## PROBLEM TO WORK ON:
Copy the material that follows word for word and omit its pictures.

=-=-=

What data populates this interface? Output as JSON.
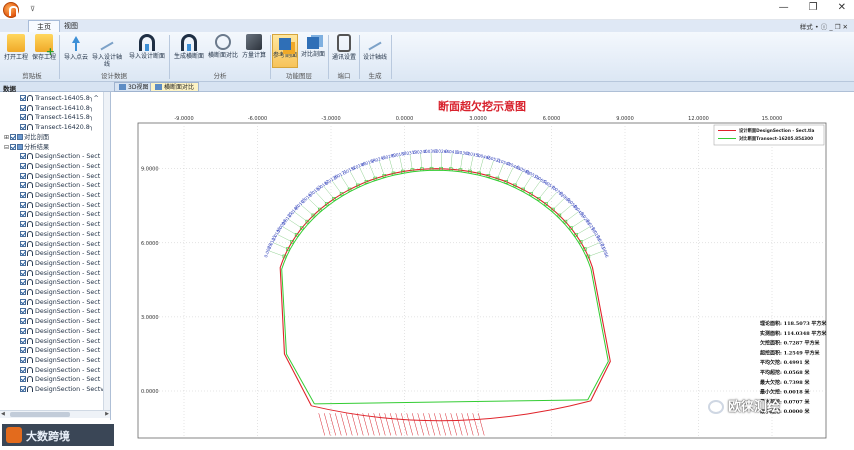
{
  "titlebar": {
    "qa_text": "⊽",
    "minimize": "—",
    "restore": "❐",
    "close": "✕"
  },
  "tabs": [
    {
      "label": "主页"
    },
    {
      "label": "视图"
    }
  ],
  "tab_right": "样式 • ⓘ _ ❐ ✕",
  "ribbon": {
    "buttons": [
      {
        "label": "打开工程"
      },
      {
        "label": "保存工程"
      },
      {
        "label": "导入点云"
      },
      {
        "label": "导入设计轴线"
      },
      {
        "label": "导入设计断面"
      },
      {
        "label": "生成横断面"
      },
      {
        "label": "横断面对比"
      },
      {
        "label": "方量计算"
      },
      {
        "label": "参考剖面"
      },
      {
        "label": "对比剖面"
      },
      {
        "label": "通讯设置"
      },
      {
        "label": "设计轴线"
      }
    ],
    "groups": [
      {
        "label": "剪贴板"
      },
      {
        "label": "设计数据"
      },
      {
        "label": "分析"
      },
      {
        "label": "功能图层"
      },
      {
        "label": "端口"
      },
      {
        "label": "生成"
      }
    ]
  },
  "panel": {
    "title": "数据"
  },
  "doc_tabs": [
    {
      "label": "3D视图"
    },
    {
      "label": "横断面对比"
    }
  ],
  "tree": {
    "items": [
      {
        "label": "Transect-16405.8╮^"
      },
      {
        "label": "Transect-16410.8╮"
      },
      {
        "label": "Transect-16415.8╮"
      },
      {
        "label": "Transect-16420.8╮"
      },
      {
        "label": "对比剖面"
      },
      {
        "label": "分析结果"
      },
      {
        "label": "DesignSection - Sect"
      },
      {
        "label": "DesignSection - Sect"
      },
      {
        "label": "DesignSection - Sect"
      },
      {
        "label": "DesignSection - Sect"
      },
      {
        "label": "DesignSection - Sect"
      },
      {
        "label": "DesignSection - Sect"
      },
      {
        "label": "DesignSection - Sect"
      },
      {
        "label": "DesignSection - Sect"
      },
      {
        "label": "DesignSection - Sect"
      },
      {
        "label": "DesignSection - Sect"
      },
      {
        "label": "DesignSection - Sect"
      },
      {
        "label": "DesignSection - Sect"
      },
      {
        "label": "DesignSection - Sect"
      },
      {
        "label": "DesignSection - Sect"
      },
      {
        "label": "DesignSection - Sect"
      },
      {
        "label": "DesignSection - Sect"
      },
      {
        "label": "DesignSection - Sect"
      },
      {
        "label": "DesignSection - Sect"
      },
      {
        "label": "DesignSection - Sect"
      },
      {
        "label": "DesignSection - Sect"
      },
      {
        "label": "DesignSection - Sect"
      },
      {
        "label": "DesignSection - Sect"
      },
      {
        "label": "DesignSection - Sect"
      },
      {
        "label": "DesignSection - Sect"
      },
      {
        "label": "DesignSection - Sectv"
      }
    ]
  },
  "side_logo": {
    "text": "大数跨境"
  },
  "chart": {
    "title": "断面超欠挖示意图",
    "x_ticks": [
      "-9.0000",
      "-6.0000",
      "-3.0000",
      "0.0000",
      "3.0000",
      "6.0000",
      "9.0000",
      "12.0000",
      "15.0000"
    ],
    "y_ticks": [
      "9.0000",
      "6.0000",
      "3.0000",
      "0.0000"
    ],
    "legend": [
      {
        "label": "设计断面DesignSection - Sect.tla",
        "color": "#e0242b"
      },
      {
        "label": "对比断面Transect-16205.854300",
        "color": "#33cc33"
      }
    ],
    "stats": [
      {
        "label": "理论面积: 118.5073 平方米"
      },
      {
        "label": "实测面积: 114.0348 平方米"
      },
      {
        "label": "欠挖面积: 0.7287 平方米"
      },
      {
        "label": "超挖面积: 1.2549 平方米"
      },
      {
        "label": "平均欠挖: 0.4991 米"
      },
      {
        "label": "平均超挖: 0.0568 米"
      },
      {
        "label": "最大欠挖: 0.7398 米"
      },
      {
        "label": "最小欠挖: 0.0018 米"
      },
      {
        "label": "最大超挖: 0.0707 米"
      },
      {
        "label": "最小超挖: 0.0000 米"
      }
    ],
    "arch_labels": [
      "0.0070",
      "0.0115",
      "0.0136",
      "0.0096",
      "0.0125",
      "0.0146",
      "0.0105",
      "0.0167",
      "0.0153",
      "0.0182",
      "0.0138",
      "0.0171",
      "0.0152",
      "0.0188",
      "0.0164",
      "0.0243",
      "0.0280",
      "0.0187",
      "0.0319",
      "0.0240",
      "0.0392",
      "0.0264",
      "0.0413",
      "0.0302",
      "0.0350",
      "0.0486",
      "0.0521",
      "0.0507",
      "0.0465",
      "0.0588",
      "0.0519",
      "0.0654",
      "0.0577",
      "0.0701",
      "0.0600",
      "0.0585",
      "0.0420",
      "0.0289",
      "0.0210",
      "0.0159",
      "0.0103",
      "0.0086"
    ],
    "colors": {
      "design": "#e0242b",
      "measured": "#33cc33",
      "labels": "#2a3bb8",
      "red_labels": "#d8212c"
    }
  },
  "watermark": {
    "text": "欧徕测绘"
  }
}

=-=-=

## EXERCISE RESPONSE:
What data populates this interface? Output as JSON.
{
  "titlebar": {
    "qa_text": "⊽",
    "minimize": "—",
    "restore": "❐",
    "close": "✕"
  },
  "tabs": [
    {
      "label": "主页"
    },
    {
      "label": "视图"
    }
  ],
  "tab_right": "样式 • ⓘ _ ❐ ✕",
  "ribbon": {
    "buttons": [
      {
        "label": "打开工程"
      },
      {
        "label": "保存工程"
      },
      {
        "label": "导入点云"
      },
      {
        "label": "导入设计轴线"
      },
      {
        "label": "导入设计断面"
      },
      {
        "label": "生成横断面"
      },
      {
        "label": "横断面对比"
      },
      {
        "label": "方量计算"
      },
      {
        "label": "参考剖面"
      },
      {
        "label": "对比剖面"
      },
      {
        "label": "通讯设置"
      },
      {
        "label": "设计轴线"
      }
    ],
    "groups": [
      {
        "label": "剪贴板"
      },
      {
        "label": "设计数据"
      },
      {
        "label": "分析"
      },
      {
        "label": "功能图层"
      },
      {
        "label": "端口"
      },
      {
        "label": "生成"
      }
    ]
  },
  "panel": {
    "title": "数据"
  },
  "doc_tabs": [
    {
      "label": "3D视图"
    },
    {
      "label": "横断面对比"
    }
  ],
  "tree": {
    "items": [
      {
        "label": "Transect-16405.8╮^"
      },
      {
        "label": "Transect-16410.8╮"
      },
      {
        "label": "Transect-16415.8╮"
      },
      {
        "label": "Transect-16420.8╮"
      },
      {
        "label": "对比剖面"
      },
      {
        "label": "分析结果"
      },
      {
        "label": "DesignSection - Sect"
      },
      {
        "label": "DesignSection - Sect"
      },
      {
        "label": "DesignSection - Sect"
      },
      {
        "label": "DesignSection - Sect"
      },
      {
        "label": "DesignSection - Sect"
      },
      {
        "label": "DesignSection - Sect"
      },
      {
        "label": "DesignSection - Sect"
      },
      {
        "label": "DesignSection - Sect"
      },
      {
        "label": "DesignSection - Sect"
      },
      {
        "label": "DesignSection - Sect"
      },
      {
        "label": "DesignSection - Sect"
      },
      {
        "label": "DesignSection - Sect"
      },
      {
        "label": "DesignSection - Sect"
      },
      {
        "label": "DesignSection - Sect"
      },
      {
        "label": "DesignSection - Sect"
      },
      {
        "label": "DesignSection - Sect"
      },
      {
        "label": "DesignSection - Sect"
      },
      {
        "label": "DesignSection - Sect"
      },
      {
        "label": "DesignSection - Sect"
      },
      {
        "label": "DesignSection - Sect"
      },
      {
        "label": "DesignSection - Sect"
      },
      {
        "label": "DesignSection - Sect"
      },
      {
        "label": "DesignSection - Sect"
      },
      {
        "label": "DesignSection - Sect"
      },
      {
        "label": "DesignSection - Sectv"
      }
    ]
  },
  "side_logo": {
    "text": "大数跨境"
  },
  "chart": {
    "title": "断面超欠挖示意图",
    "x_ticks": [
      "-9.0000",
      "-6.0000",
      "-3.0000",
      "0.0000",
      "3.0000",
      "6.0000",
      "9.0000",
      "12.0000",
      "15.0000"
    ],
    "y_ticks": [
      "9.0000",
      "6.0000",
      "3.0000",
      "0.0000"
    ],
    "legend": [
      {
        "label": "设计断面DesignSection - Sect.tla",
        "color": "#e0242b"
      },
      {
        "label": "对比断面Transect-16205.854300",
        "color": "#33cc33"
      }
    ],
    "stats": [
      {
        "label": "理论面积: 118.5073 平方米"
      },
      {
        "label": "实测面积: 114.0348 平方米"
      },
      {
        "label": "欠挖面积: 0.7287 平方米"
      },
      {
        "label": "超挖面积: 1.2549 平方米"
      },
      {
        "label": "平均欠挖: 0.4991 米"
      },
      {
        "label": "平均超挖: 0.0568 米"
      },
      {
        "label": "最大欠挖: 0.7398 米"
      },
      {
        "label": "最小欠挖: 0.0018 米"
      },
      {
        "label": "最大超挖: 0.0707 米"
      },
      {
        "label": "最小超挖: 0.0000 米"
      }
    ],
    "arch_labels": [
      "0.0070",
      "0.0115",
      "0.0136",
      "0.0096",
      "0.0125",
      "0.0146",
      "0.0105",
      "0.0167",
      "0.0153",
      "0.0182",
      "0.0138",
      "0.0171",
      "0.0152",
      "0.0188",
      "0.0164",
      "0.0243",
      "0.0280",
      "0.0187",
      "0.0319",
      "0.0240",
      "0.0392",
      "0.0264",
      "0.0413",
      "0.0302",
      "0.0350",
      "0.0486",
      "0.0521",
      "0.0507",
      "0.0465",
      "0.0588",
      "0.0519",
      "0.0654",
      "0.0577",
      "0.0701",
      "0.0600",
      "0.0585",
      "0.0420",
      "0.0289",
      "0.0210",
      "0.0159",
      "0.0103",
      "0.0086"
    ],
    "colors": {
      "design": "#e0242b",
      "measured": "#33cc33",
      "labels": "#2a3bb8",
      "red_labels": "#d8212c"
    }
  },
  "watermark": {
    "text": "欧徕测绘"
  }
}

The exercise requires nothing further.